• [Required work]
List all lines of the data that include the string "document".

===== Data listing

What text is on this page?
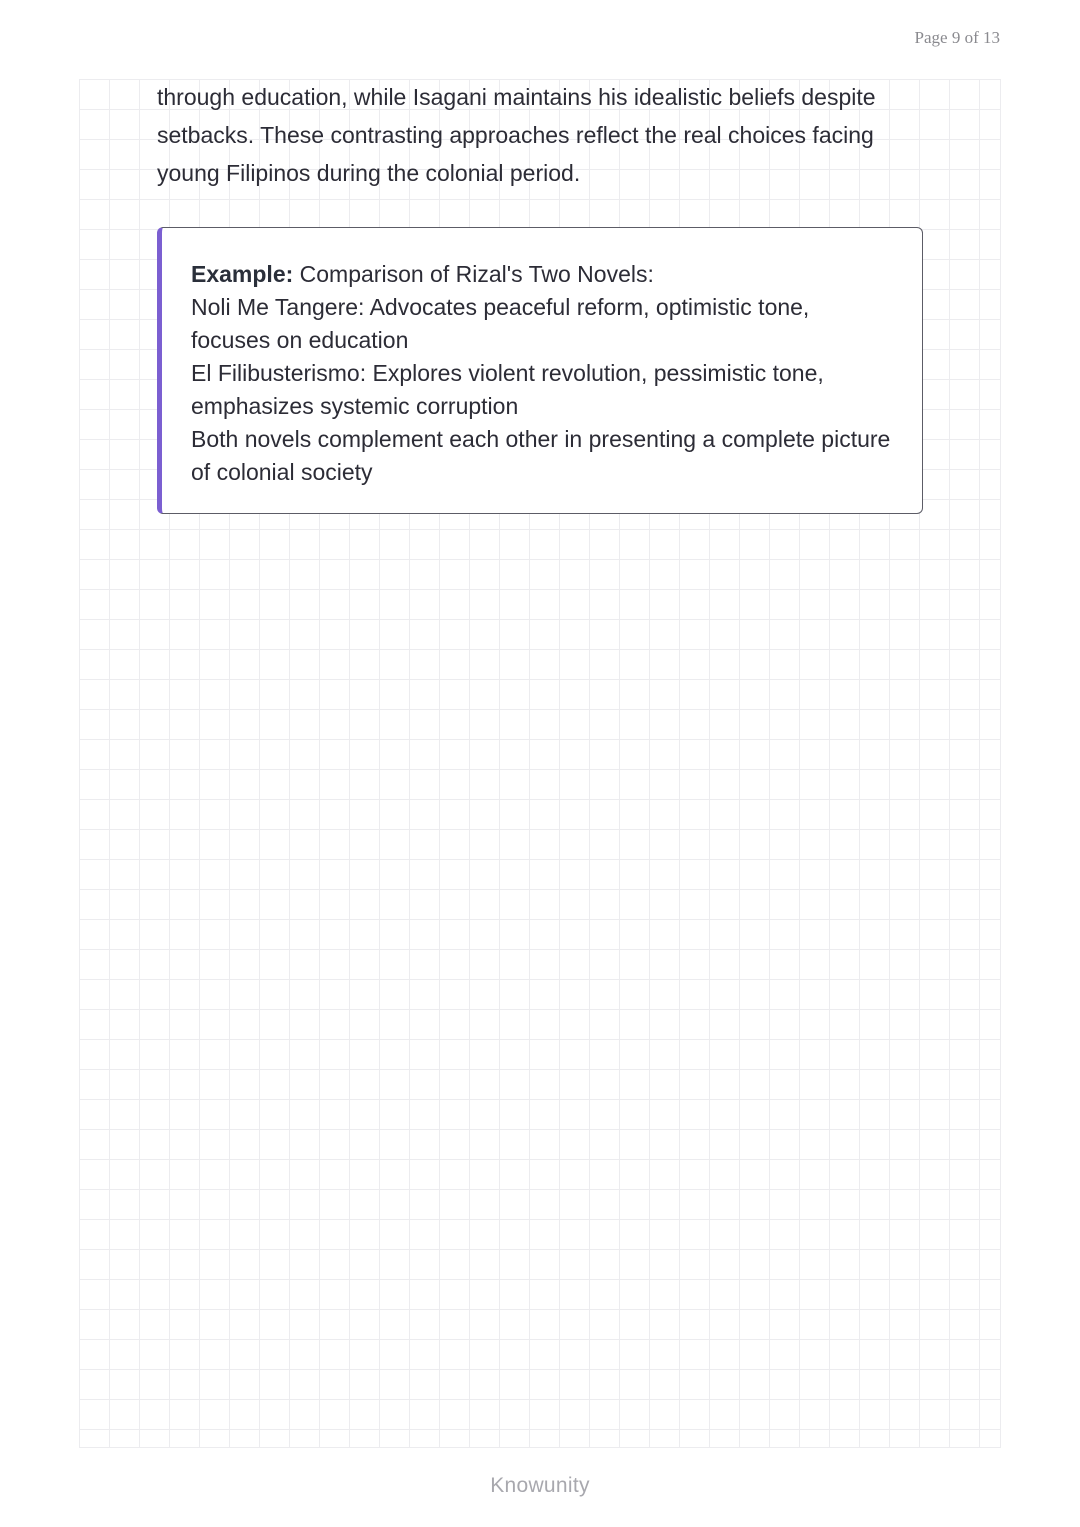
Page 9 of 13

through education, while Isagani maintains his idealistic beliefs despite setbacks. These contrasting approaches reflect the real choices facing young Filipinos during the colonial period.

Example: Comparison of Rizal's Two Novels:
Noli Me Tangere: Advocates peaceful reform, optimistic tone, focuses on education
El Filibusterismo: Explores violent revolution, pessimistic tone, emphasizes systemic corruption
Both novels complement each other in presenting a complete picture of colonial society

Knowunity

==========
===== Data listing

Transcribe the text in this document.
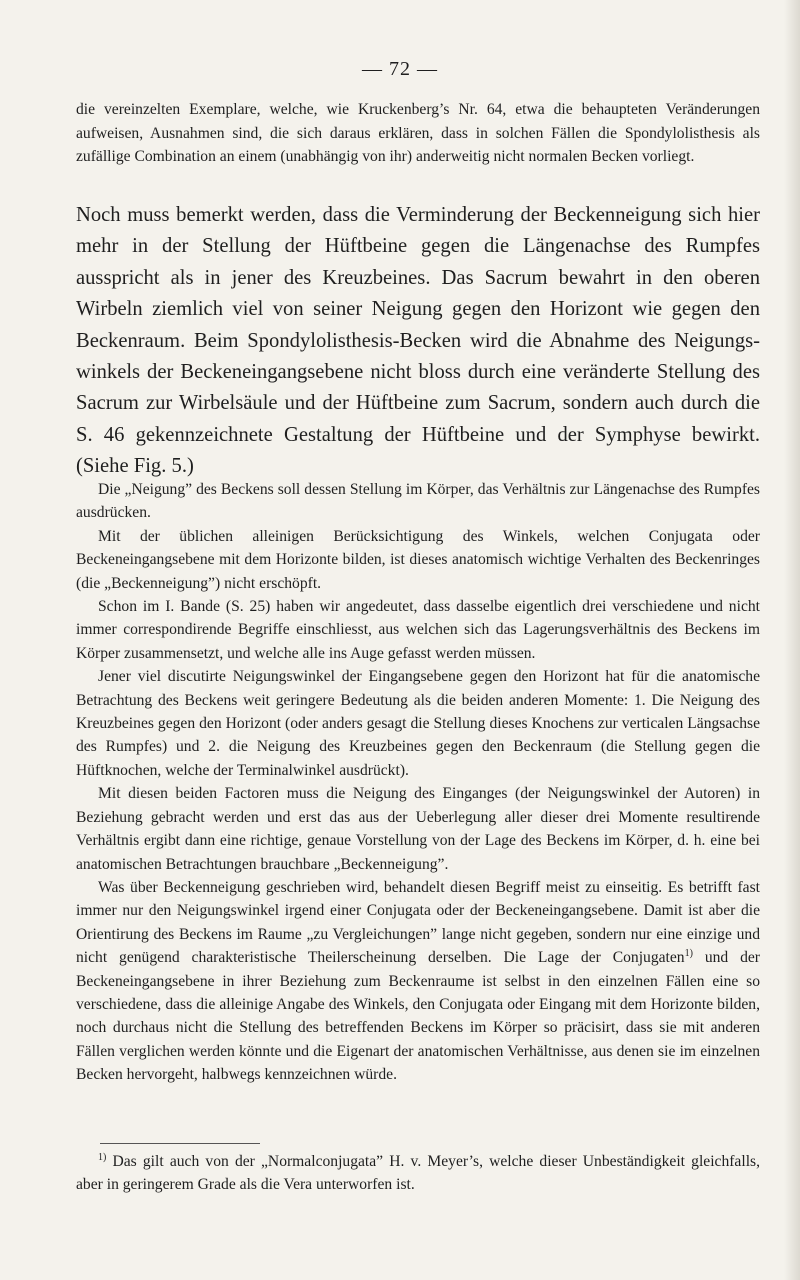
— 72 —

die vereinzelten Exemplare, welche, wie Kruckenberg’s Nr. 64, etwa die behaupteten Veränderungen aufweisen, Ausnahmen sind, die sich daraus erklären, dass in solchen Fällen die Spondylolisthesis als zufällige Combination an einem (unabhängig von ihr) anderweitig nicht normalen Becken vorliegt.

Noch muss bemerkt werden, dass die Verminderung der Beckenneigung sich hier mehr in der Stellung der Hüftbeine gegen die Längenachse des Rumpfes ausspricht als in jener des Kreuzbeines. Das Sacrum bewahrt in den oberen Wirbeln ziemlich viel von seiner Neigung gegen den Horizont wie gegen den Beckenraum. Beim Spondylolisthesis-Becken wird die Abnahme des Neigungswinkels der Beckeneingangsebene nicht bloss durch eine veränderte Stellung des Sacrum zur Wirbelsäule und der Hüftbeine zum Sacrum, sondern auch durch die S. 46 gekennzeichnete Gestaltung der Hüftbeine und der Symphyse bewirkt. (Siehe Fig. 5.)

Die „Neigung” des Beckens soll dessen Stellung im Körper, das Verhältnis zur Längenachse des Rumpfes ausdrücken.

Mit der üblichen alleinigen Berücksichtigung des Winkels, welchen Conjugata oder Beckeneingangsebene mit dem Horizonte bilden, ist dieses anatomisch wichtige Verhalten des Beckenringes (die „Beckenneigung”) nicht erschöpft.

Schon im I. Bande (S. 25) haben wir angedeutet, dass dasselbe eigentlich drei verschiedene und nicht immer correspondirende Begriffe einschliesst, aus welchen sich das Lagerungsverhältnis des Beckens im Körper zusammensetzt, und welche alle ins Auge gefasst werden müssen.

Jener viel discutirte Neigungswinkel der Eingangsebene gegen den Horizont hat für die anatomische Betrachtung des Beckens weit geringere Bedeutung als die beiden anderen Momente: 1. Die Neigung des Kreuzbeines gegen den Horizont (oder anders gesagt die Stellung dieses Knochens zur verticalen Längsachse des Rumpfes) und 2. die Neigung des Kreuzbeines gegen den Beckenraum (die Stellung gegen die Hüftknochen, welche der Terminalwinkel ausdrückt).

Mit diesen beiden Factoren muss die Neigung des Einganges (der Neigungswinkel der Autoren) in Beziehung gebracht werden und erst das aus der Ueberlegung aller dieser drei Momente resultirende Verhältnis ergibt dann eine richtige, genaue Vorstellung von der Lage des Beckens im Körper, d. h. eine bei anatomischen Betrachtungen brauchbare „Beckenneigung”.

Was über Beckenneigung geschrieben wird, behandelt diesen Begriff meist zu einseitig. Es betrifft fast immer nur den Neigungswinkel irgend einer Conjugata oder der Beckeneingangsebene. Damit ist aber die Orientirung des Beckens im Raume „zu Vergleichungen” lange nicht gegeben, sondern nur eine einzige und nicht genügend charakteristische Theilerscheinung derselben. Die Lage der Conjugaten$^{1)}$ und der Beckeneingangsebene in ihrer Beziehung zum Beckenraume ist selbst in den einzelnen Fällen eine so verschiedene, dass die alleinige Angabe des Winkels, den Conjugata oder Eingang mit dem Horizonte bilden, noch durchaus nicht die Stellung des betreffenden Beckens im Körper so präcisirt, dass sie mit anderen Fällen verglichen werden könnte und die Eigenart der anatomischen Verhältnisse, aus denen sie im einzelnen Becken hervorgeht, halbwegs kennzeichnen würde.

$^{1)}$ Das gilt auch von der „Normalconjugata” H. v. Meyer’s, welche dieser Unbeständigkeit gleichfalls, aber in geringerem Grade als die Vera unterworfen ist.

==========
===== Data listing

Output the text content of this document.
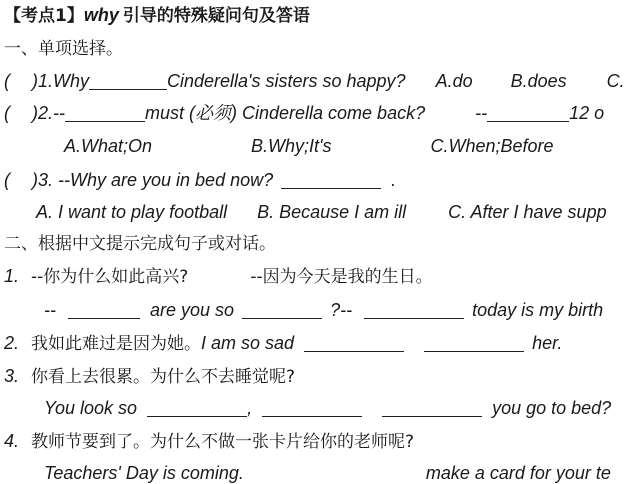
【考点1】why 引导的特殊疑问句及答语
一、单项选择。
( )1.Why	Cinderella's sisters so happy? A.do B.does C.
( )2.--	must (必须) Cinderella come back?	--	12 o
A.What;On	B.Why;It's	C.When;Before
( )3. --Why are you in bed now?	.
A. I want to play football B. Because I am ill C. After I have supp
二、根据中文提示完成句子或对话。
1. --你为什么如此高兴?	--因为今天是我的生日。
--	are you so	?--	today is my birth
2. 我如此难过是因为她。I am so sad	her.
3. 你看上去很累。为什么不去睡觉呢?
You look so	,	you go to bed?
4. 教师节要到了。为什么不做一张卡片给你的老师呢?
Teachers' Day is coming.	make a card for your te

==========

• [Output of the exercise]
Transcribe the text in this document.
Output the text content of this document.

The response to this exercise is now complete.